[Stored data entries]
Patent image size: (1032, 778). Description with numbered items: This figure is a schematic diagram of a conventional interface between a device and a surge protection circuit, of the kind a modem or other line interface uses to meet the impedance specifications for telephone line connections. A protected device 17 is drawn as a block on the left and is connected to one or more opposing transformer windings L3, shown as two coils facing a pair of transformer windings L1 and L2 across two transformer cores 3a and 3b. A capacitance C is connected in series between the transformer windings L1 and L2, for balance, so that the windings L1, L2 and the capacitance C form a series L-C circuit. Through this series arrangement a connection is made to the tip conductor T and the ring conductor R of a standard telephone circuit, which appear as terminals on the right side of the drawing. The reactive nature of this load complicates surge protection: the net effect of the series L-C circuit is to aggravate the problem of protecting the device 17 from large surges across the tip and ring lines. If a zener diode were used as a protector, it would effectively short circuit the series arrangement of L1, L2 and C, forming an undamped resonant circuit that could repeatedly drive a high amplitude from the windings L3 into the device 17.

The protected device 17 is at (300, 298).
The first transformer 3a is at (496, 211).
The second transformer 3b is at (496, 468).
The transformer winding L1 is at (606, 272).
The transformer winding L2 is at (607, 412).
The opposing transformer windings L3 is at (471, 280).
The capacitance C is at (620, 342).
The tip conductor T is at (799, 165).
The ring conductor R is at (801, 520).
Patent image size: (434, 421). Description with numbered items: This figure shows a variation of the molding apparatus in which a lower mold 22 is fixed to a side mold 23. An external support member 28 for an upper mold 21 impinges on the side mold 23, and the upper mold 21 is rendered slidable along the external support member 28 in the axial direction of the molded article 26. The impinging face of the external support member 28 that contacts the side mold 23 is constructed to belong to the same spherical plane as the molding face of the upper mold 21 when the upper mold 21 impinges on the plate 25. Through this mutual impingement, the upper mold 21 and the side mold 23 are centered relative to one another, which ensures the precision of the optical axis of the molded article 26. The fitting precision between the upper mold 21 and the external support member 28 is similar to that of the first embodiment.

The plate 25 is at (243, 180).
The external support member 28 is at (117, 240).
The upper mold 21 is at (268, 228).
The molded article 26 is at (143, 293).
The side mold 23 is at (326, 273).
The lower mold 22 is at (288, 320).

Instruction: Convert the lines from the one containing "Patent image size: (434, 421)." through the end of the lines into a two-column CSV with the headers description and positions. Write one row for each descriptive line, putting that line and the location lines that follow it each in one quoted field, with line breaks replaced by spaces.

The result:
description,positions
"Patent image size: (434, 421). Description with numbered items: This figure shows a variation of the molding apparatus in which a lower mold 22 is fixed to a side mold 23. An external support member 28 for an upper mold 21 impinges on the side mold 23, and the upper mold 21 is rendered slidable along the external support member 28 in the axial direction of the molded article 26. The impinging face of the external support member 28 that contacts the side mold 23 is constructed to belong to the same spherical plane as the molding face of the upper mold 21 when the upper mold 21 impinges on the plate 25. Through this mutual impingement, the upper mold 21 and the side mold 23 are centered relative to one another, which ensures the precision of the optical axis of the molded article 26. The fitting precision between the upper mold 21 and the external support member 28 is similar to that of the first embodiment.","The plate 25 is at (243, 180). The external support member 28 is at (117, 240). The upper mold 21 is at (268, 228). The molded article 26 is at (143, 293). The side mold 23 is at (326, 273). The lower mold 22 is at (288, 320)."